EXERCISE INPUT:

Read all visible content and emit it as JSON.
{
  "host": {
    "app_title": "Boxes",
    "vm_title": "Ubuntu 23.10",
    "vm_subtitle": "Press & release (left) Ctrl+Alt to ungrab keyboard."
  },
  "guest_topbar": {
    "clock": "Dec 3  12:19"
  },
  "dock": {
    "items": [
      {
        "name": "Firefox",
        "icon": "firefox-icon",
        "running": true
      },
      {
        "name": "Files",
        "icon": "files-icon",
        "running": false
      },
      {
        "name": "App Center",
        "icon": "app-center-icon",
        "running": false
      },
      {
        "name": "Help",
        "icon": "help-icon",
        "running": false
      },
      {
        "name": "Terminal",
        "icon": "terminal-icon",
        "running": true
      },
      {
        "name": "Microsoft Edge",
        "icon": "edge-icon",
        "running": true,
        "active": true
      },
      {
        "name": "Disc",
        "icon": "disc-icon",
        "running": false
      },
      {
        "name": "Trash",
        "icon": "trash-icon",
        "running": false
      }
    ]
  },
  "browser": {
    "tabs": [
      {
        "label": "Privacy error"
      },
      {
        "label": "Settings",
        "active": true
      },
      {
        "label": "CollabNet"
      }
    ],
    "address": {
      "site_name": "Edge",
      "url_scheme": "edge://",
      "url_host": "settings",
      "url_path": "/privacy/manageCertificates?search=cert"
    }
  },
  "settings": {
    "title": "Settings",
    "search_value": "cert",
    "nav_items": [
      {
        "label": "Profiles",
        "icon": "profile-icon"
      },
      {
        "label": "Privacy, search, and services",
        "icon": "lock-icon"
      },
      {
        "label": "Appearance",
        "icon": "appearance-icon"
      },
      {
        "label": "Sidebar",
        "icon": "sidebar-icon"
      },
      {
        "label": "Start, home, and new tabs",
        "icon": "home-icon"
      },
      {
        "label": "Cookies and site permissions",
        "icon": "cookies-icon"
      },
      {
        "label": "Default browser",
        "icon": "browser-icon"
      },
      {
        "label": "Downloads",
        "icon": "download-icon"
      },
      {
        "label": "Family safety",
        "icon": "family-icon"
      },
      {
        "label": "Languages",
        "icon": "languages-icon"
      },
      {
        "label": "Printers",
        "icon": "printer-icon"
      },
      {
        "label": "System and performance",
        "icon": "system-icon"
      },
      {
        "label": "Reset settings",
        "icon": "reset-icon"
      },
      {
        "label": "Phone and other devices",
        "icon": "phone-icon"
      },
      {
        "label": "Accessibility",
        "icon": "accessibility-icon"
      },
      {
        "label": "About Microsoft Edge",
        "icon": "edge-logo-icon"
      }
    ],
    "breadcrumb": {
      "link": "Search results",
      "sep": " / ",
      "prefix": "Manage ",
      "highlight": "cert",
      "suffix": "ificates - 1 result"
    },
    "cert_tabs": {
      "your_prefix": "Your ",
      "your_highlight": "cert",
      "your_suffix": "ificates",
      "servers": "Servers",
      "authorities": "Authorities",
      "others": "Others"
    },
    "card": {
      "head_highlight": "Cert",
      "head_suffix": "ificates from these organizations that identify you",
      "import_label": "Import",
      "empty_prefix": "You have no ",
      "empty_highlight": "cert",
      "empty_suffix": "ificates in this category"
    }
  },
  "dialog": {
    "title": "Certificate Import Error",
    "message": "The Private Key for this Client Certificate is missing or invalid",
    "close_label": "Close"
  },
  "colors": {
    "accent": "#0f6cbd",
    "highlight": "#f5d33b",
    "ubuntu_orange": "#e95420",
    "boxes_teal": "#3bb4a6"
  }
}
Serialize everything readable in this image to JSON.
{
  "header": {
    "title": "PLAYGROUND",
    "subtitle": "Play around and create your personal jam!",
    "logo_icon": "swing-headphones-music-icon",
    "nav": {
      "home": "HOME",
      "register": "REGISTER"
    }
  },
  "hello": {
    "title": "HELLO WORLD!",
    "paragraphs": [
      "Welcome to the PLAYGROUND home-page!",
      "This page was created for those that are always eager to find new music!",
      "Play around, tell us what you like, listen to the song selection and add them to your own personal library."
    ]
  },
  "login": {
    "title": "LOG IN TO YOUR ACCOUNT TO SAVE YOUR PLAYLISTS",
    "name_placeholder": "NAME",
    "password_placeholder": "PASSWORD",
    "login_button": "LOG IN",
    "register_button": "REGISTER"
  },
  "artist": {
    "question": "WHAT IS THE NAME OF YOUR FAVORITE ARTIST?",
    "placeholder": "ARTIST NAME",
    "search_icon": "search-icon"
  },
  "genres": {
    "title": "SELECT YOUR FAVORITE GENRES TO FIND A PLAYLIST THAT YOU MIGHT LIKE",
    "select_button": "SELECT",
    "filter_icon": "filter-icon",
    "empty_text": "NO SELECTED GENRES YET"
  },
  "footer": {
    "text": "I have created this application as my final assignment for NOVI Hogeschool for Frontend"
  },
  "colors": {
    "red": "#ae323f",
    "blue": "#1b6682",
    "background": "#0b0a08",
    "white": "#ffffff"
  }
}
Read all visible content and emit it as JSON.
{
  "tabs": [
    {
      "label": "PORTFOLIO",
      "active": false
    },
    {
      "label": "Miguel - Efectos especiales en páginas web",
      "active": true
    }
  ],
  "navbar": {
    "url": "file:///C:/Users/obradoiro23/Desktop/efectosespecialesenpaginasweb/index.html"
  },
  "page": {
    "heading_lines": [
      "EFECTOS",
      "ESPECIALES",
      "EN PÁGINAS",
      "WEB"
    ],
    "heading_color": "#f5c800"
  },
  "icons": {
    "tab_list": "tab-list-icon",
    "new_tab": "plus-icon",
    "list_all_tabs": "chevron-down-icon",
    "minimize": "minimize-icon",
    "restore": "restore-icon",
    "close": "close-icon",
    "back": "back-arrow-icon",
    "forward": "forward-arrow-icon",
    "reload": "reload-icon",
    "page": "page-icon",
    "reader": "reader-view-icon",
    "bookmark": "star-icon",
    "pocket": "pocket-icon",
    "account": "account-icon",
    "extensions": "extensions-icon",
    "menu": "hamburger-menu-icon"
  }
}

YOUR GOAL: Extract all of the data above and output it character for character.

RESPONSE FOR THIS EXERCISE:
Read all visible content and emit it as JSON.
{
  "host": {
    "app_title": "Boxes",
    "vm_title": "Ubuntu 23.10",
    "vm_subtitle": "Press & release (left) Ctrl+Alt to ungrab keyboard."
  },
  "guest_topbar": {
    "clock": "Dec 3  12:19"
  },
  "dock": {
    "items": [
      {
        "name": "Firefox",
        "icon": "firefox-icon",
        "running": true
      },
      {
        "name": "Files",
        "icon": "files-icon",
        "running": false
      },
      {
        "name": "App Center",
        "icon": "app-center-icon",
        "running": false
      },
      {
        "name": "Help",
        "icon": "help-icon",
        "running": false
      },
      {
        "name": "Terminal",
        "icon": "terminal-icon",
        "running": true
      },
      {
        "name": "Microsoft Edge",
        "icon": "edge-icon",
        "running": true,
        "active": true
      },
      {
        "name": "Disc",
        "icon": "disc-icon",
        "running": false
      },
      {
        "name": "Trash",
        "icon": "trash-icon",
        "running": false
      }
    ]
  },
  "browser": {
    "tabs": [
      {
        "label": "Privacy error"
      },
      {
        "label": "Settings",
        "active": true
      },
      {
        "label": "CollabNet"
      }
    ],
    "address": {
      "site_name": "Edge",
      "url_scheme": "edge://",
      "url_host": "settings",
      "url_path": "/privacy/manageCertificates?search=cert"
    }
  },
  "settings": {
    "title": "Settings",
    "search_value": "cert",
    "nav_items": [
      {
        "label": "Profiles",
        "icon": "profile-icon"
      },
      {
        "label": "Privacy, search, and services",
        "icon": "lock-icon"
      },
      {
        "label": "Appearance",
        "icon": "appearance-icon"
      },
      {
        "label": "Sidebar",
        "icon": "sidebar-icon"
      },
      {
        "label": "Start, home, and new tabs",
        "icon": "home-icon"
      },
      {
        "label": "Cookies and site permissions",
        "icon": "cookies-icon"
      },
      {
        "label": "Default browser",
        "icon": "browser-icon"
      },
      {
        "label": "Downloads",
        "icon": "download-icon"
      },
      {
        "label": "Family safety",
        "icon": "family-icon"
      },
      {
        "label": "Languages",
        "icon": "languages-icon"
      },
      {
        "label": "Printers",
        "icon": "printer-icon"
      },
      {
        "label": "System and performance",
        "icon": "system-icon"
      },
      {
        "label": "Reset settings",
        "icon": "reset-icon"
      },
      {
        "label": "Phone and other devices",
        "icon": "phone-icon"
      },
      {
        "label": "Accessibility",
        "icon": "accessibility-icon"
      },
      {
        "label": "About Microsoft Edge",
        "icon": "edge-logo-icon"
      }
    ],
    "breadcrumb": {
      "link": "Search results",
      "sep": " / ",
      "prefix": "Manage ",
      "highlight": "cert",
      "suffix": "ificates - 1 result"
    },
    "cert_tabs": {
      "your_prefix": "Your ",
      "your_highlight": "cert",
      "your_suffix": "ificates",
      "servers": "Servers",
      "authorities": "Authorities",
      "others": "Others"
    },
    "card": {
      "head_highlight": "Cert",
      "head_suffix": "ificates from these organizations that identify you",
      "import_label": "Import",
      "empty_prefix": "You have no ",
      "empty_highlight": "cert",
      "empty_suffix": "ificates in this category"
    }
  },
  "dialog": {
    "title": "Certificate Import Error",
    "message": "The Private Key for this Client Certificate is missing or invalid",
    "close_label": "Close"
  },
  "colors": {
    "accent": "#0f6cbd",
    "highlight": "#f5d33b",
    "ubuntu_orange": "#e95420",
    "boxes_teal": "#3bb4a6"
  }
}
Serialize everything readable in this image to JSON.
{
  "header": {
    "title": "PLAYGROUND",
    "subtitle": "Play around and create your personal jam!",
    "logo_icon": "swing-headphones-music-icon",
    "nav": {
      "home": "HOME",
      "register": "REGISTER"
    }
  },
  "hello": {
    "title": "HELLO WORLD!",
    "paragraphs": [
      "Welcome to the PLAYGROUND home-page!",
      "This page was created for those that are always eager to find new music!",
      "Play around, tell us what you like, listen to the song selection and add them to your own personal library."
    ]
  },
  "login": {
    "title": "LOG IN TO YOUR ACCOUNT TO SAVE YOUR PLAYLISTS",
    "name_placeholder": "NAME",
    "password_placeholder": "PASSWORD",
    "login_button": "LOG IN",
    "register_button": "REGISTER"
  },
  "artist": {
    "question": "WHAT IS THE NAME OF YOUR FAVORITE ARTIST?",
    "placeholder": "ARTIST NAME",
    "search_icon": "search-icon"
  },
  "genres": {
    "title": "SELECT YOUR FAVORITE GENRES TO FIND A PLAYLIST THAT YOU MIGHT LIKE",
    "select_button": "SELECT",
    "filter_icon": "filter-icon",
    "empty_text": "NO SELECTED GENRES YET"
  },
  "footer": {
    "text": "I have created this application as my final assignment for NOVI Hogeschool for Frontend"
  },
  "colors": {
    "red": "#ae323f",
    "blue": "#1b6682",
    "background": "#0b0a08",
    "white": "#ffffff"
  }
}
Read all visible content and emit it as JSON.
{
  "tabs": [
    {
      "label": "PORTFOLIO",
      "active": false
    },
    {
      "label": "Miguel - Efectos especiales en páginas web",
      "active": true
    }
  ],
  "navbar": {
    "url": "file:///C:/Users/obradoiro23/Desktop/efectosespecialesenpaginasweb/index.html"
  },
  "page": {
    "heading_lines": [
      "EFECTOS",
      "ESPECIALES",
      "EN PÁGINAS",
      "WEB"
    ],
    "heading_color": "#f5c800"
  },
  "icons": {
    "tab_list": "tab-list-icon",
    "new_tab": "plus-icon",
    "list_all_tabs": "chevron-down-icon",
    "minimize": "minimize-icon",
    "restore": "restore-icon",
    "close": "close-icon",
    "back": "back-arrow-icon",
    "forward": "forward-arrow-icon",
    "reload": "reload-icon",
    "page": "page-icon",
    "reader": "reader-view-icon",
    "bookmark": "star-icon",
    "pocket": "pocket-icon",
    "account": "account-icon",
    "extensions": "extensions-icon",
    "menu": "hamburger-menu-icon"
  }
}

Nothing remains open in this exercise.